**What you are asked to do**
Write out exactly the lines from the one containing "OCR this image." through the last line of the records below, including both.

Dataset excerpts:
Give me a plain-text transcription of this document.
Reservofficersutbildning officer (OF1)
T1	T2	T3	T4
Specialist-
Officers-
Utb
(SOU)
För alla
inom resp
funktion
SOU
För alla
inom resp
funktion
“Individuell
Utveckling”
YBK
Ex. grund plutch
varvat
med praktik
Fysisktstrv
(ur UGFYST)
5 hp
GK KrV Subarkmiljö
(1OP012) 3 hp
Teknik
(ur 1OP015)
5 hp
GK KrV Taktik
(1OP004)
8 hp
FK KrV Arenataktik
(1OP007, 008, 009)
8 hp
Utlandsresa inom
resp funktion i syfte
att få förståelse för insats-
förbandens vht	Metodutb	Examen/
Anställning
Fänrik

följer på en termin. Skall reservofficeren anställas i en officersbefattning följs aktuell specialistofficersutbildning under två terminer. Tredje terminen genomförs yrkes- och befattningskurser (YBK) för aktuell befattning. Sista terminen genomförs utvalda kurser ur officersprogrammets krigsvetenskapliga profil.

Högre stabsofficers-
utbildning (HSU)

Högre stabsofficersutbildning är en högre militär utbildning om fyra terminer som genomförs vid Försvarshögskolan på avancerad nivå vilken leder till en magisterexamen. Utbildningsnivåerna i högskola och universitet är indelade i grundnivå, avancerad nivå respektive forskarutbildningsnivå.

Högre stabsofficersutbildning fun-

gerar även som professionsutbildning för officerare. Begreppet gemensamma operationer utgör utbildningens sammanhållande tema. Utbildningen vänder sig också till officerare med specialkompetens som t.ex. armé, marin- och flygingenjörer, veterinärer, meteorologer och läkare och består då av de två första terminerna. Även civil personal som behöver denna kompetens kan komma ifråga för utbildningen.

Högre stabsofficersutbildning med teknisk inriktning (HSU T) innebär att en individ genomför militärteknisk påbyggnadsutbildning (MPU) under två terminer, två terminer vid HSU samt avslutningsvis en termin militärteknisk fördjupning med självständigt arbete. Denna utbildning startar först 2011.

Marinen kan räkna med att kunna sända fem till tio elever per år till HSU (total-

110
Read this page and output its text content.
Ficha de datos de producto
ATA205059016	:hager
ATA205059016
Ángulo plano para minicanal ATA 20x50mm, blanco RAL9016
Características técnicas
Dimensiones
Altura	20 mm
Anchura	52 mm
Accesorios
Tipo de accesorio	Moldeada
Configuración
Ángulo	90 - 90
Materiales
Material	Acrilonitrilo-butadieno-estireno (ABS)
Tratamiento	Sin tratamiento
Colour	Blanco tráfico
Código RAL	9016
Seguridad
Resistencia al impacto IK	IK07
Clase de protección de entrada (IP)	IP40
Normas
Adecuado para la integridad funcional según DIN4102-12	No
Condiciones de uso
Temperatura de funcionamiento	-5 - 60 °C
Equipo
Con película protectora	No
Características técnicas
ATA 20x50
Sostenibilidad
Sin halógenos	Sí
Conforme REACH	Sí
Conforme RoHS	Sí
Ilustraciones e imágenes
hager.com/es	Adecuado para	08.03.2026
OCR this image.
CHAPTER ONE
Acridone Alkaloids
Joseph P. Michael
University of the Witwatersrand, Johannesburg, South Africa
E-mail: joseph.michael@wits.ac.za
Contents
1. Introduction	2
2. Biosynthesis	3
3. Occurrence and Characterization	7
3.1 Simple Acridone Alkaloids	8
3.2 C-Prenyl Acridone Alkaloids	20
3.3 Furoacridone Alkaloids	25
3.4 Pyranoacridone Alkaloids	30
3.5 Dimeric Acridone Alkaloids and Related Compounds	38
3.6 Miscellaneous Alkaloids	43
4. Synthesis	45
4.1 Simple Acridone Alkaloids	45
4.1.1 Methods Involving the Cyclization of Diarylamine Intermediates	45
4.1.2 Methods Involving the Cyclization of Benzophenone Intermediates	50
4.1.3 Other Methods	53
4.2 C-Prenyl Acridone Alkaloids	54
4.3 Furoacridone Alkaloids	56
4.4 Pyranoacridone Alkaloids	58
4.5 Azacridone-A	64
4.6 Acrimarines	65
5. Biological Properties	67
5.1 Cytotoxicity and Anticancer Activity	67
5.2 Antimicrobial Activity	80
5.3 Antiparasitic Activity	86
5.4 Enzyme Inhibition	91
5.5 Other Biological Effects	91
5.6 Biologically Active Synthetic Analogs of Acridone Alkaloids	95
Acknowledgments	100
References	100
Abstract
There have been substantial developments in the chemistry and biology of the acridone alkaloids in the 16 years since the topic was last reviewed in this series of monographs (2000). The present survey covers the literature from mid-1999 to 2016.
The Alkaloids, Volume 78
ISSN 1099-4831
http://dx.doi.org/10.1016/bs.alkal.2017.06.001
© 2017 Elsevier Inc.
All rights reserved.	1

**Response for this exercise**
OCR this image.
CHAPTER ONE
Acridone Alkaloids
Joseph P. Michael
University of the Witwatersrand, Johannesburg, South Africa
E-mail: joseph.michael@wits.ac.za
Contents
1. Introduction	2
2. Biosynthesis	3
3. Occurrence and Characterization	7
3.1 Simple Acridone Alkaloids	8
3.2 C-Prenyl Acridone Alkaloids	20
3.3 Furoacridone Alkaloids	25
3.4 Pyranoacridone Alkaloids	30
3.5 Dimeric Acridone Alkaloids and Related Compounds	38
3.6 Miscellaneous Alkaloids	43
4. Synthesis	45
4.1 Simple Acridone Alkaloids	45
4.1.1 Methods Involving the Cyclization of Diarylamine Intermediates	45
4.1.2 Methods Involving the Cyclization of Benzophenone Intermediates	50
4.1.3 Other Methods	53
4.2 C-Prenyl Acridone Alkaloids	54
4.3 Furoacridone Alkaloids	56
4.4 Pyranoacridone Alkaloids	58
4.5 Azacridone-A	64
4.6 Acrimarines	65
5. Biological Properties	67
5.1 Cytotoxicity and Anticancer Activity	67
5.2 Antimicrobial Activity	80
5.3 Antiparasitic Activity	86
5.4 Enzyme Inhibition	91
5.5 Other Biological Effects	91
5.6 Biologically Active Synthetic Analogs of Acridone Alkaloids	95
Acknowledgments	100
References	100
Abstract
There have been substantial developments in the chemistry and biology of the acridone alkaloids in the 16 years since the topic was last reviewed in this series of monographs (2000). The present survey covers the literature from mid-1999 to 2016.
The Alkaloids, Volume 78
ISSN 1099-4831
http://dx.doi.org/10.1016/bs.alkal.2017.06.001
© 2017 Elsevier Inc.
All rights reserved.	1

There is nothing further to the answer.